_Written exercise_. Omit the images, then print each record below exactly as it reads.

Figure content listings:

——

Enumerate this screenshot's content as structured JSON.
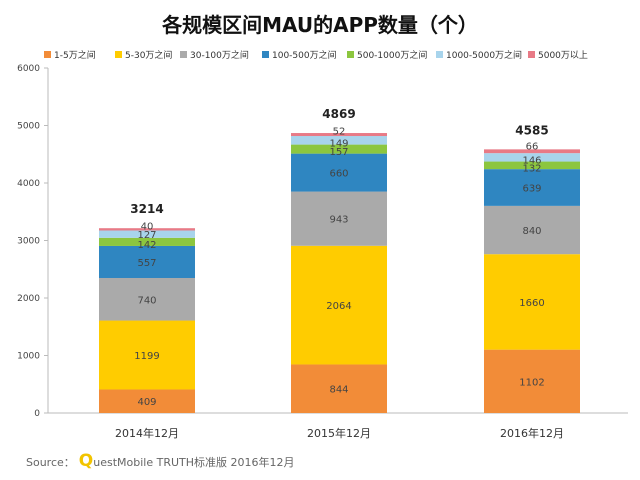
{
  "chart_data": {
    "type": "bar",
    "stacked": true,
    "title": "各规模区间MAU的APP数量（个）",
    "categories": [
      "2014年12月",
      "2015年12月",
      "2016年12月"
    ],
    "ylim": [
      0,
      6000
    ],
    "yticks": [
      0,
      1000,
      2000,
      3000,
      4000,
      5000,
      6000
    ],
    "legend_position": "top",
    "series": [
      {
        "name": "1-5万之间",
        "color": "#f28c38",
        "values": [
          409,
          844,
          1102
        ]
      },
      {
        "name": "5-30万之间",
        "color": "#ffcc00",
        "values": [
          1199,
          2064,
          1660
        ]
      },
      {
        "name": "30-100万之间",
        "color": "#aaaaaa",
        "values": [
          740,
          943,
          840
        ]
      },
      {
        "name": "100-500万之间",
        "color": "#2f86c1",
        "values": [
          557,
          660,
          639
        ]
      },
      {
        "name": "500-1000万之间",
        "color": "#8cc63f",
        "values": [
          142,
          157,
          132
        ]
      },
      {
        "name": "1000-5000万之间",
        "color": "#a8d4ec",
        "values": [
          127,
          149,
          146
        ]
      },
      {
        "name": "5000万以上",
        "color": "#e87a86",
        "values": [
          40,
          52,
          66
        ]
      }
    ],
    "totals": [
      3214,
      4869,
      4585
    ]
  },
  "source": {
    "prefix": "Source：",
    "q": "Q",
    "rest": "uestMobile TRUTH标准版 2016年12月"
  }
}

——

_Complete output_.
Enumerate this screenshot's content as structured JSON.
{
  "chart_data": {
    "type": "bar",
    "stacked": true,
    "title": "各规模区间MAU的APP数量（个）",
    "categories": [
      "2014年12月",
      "2015年12月",
      "2016年12月"
    ],
    "ylim": [
      0,
      6000
    ],
    "yticks": [
      0,
      1000,
      2000,
      3000,
      4000,
      5000,
      6000
    ],
    "legend_position": "top",
    "series": [
      {
        "name": "1-5万之间",
        "color": "#f28c38",
        "values": [
          409,
          844,
          1102
        ]
      },
      {
        "name": "5-30万之间",
        "color": "#ffcc00",
        "values": [
          1199,
          2064,
          1660
        ]
      },
      {
        "name": "30-100万之间",
        "color": "#aaaaaa",
        "values": [
          740,
          943,
          840
        ]
      },
      {
        "name": "100-500万之间",
        "color": "#2f86c1",
        "values": [
          557,
          660,
          639
        ]
      },
      {
        "name": "500-1000万之间",
        "color": "#8cc63f",
        "values": [
          142,
          157,
          132
        ]
      },
      {
        "name": "1000-5000万之间",
        "color": "#a8d4ec",
        "values": [
          127,
          149,
          146
        ]
      },
      {
        "name": "5000万以上",
        "color": "#e87a86",
        "values": [
          40,
          52,
          66
        ]
      }
    ],
    "totals": [
      3214,
      4869,
      4585
    ]
  },
  "source": {
    "prefix": "Source：",
    "q": "Q",
    "rest": "uestMobile TRUTH标准版 2016年12月"
  }
}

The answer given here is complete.